- [TASK DATA]

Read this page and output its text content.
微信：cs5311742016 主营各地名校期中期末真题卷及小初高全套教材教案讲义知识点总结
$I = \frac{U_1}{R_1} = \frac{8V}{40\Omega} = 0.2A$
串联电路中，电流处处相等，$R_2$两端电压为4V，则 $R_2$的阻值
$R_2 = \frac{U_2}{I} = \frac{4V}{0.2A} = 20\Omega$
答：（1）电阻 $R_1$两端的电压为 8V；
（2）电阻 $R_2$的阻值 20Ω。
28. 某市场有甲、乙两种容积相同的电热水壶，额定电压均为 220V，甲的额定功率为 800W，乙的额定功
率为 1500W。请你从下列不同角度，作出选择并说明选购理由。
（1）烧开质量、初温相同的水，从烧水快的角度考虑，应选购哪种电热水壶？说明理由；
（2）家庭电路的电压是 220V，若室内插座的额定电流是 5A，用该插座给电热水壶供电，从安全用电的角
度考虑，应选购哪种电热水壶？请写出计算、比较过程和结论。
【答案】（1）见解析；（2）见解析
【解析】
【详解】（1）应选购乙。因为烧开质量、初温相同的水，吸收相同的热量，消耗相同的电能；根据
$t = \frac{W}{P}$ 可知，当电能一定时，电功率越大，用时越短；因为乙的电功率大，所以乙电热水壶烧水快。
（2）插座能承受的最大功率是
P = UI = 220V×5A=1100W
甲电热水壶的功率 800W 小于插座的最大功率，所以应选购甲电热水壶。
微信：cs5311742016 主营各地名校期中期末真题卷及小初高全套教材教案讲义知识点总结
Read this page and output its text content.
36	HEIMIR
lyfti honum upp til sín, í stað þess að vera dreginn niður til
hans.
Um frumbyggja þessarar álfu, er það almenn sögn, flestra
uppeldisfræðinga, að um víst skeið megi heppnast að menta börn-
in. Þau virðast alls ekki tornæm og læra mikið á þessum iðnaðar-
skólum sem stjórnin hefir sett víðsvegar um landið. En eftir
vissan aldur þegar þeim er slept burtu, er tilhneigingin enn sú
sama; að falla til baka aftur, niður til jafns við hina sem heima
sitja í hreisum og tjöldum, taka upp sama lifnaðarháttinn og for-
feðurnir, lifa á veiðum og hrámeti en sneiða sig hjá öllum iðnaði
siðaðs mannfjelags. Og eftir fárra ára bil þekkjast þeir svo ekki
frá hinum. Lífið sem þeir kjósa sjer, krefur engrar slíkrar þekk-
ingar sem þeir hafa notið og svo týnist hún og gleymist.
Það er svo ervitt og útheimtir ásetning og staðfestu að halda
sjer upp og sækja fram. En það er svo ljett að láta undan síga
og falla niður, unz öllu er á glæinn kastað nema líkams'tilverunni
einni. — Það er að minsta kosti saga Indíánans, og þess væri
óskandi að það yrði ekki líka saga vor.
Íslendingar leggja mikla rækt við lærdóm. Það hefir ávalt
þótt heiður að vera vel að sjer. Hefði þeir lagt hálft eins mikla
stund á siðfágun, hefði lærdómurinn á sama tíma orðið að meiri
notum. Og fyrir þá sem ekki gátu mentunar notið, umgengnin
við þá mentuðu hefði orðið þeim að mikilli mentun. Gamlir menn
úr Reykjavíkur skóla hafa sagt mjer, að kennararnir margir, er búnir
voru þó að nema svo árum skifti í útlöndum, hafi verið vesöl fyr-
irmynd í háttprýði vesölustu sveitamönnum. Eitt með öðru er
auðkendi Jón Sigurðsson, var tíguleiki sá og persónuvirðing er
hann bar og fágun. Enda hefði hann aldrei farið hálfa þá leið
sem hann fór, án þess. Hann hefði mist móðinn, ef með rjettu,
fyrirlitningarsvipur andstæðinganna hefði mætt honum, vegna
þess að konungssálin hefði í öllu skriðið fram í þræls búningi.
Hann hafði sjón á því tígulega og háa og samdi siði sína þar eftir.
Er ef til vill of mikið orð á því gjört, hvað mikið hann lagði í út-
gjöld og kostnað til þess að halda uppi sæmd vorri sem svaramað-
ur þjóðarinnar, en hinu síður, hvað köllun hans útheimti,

- [TASK PROMPT]
Using the listing above, list every line in which the string "sama" occurs.

- [WRITTEN SOLUTION]
sama; að falla til baka aftur, niður til jafns við hina sem heima
sitja í hreisum og tjöldum, taka upp sama lifnaðarháttinn og for-
stund á siðfágun, hefði lærdómurinn á sama tíma orðið að meiri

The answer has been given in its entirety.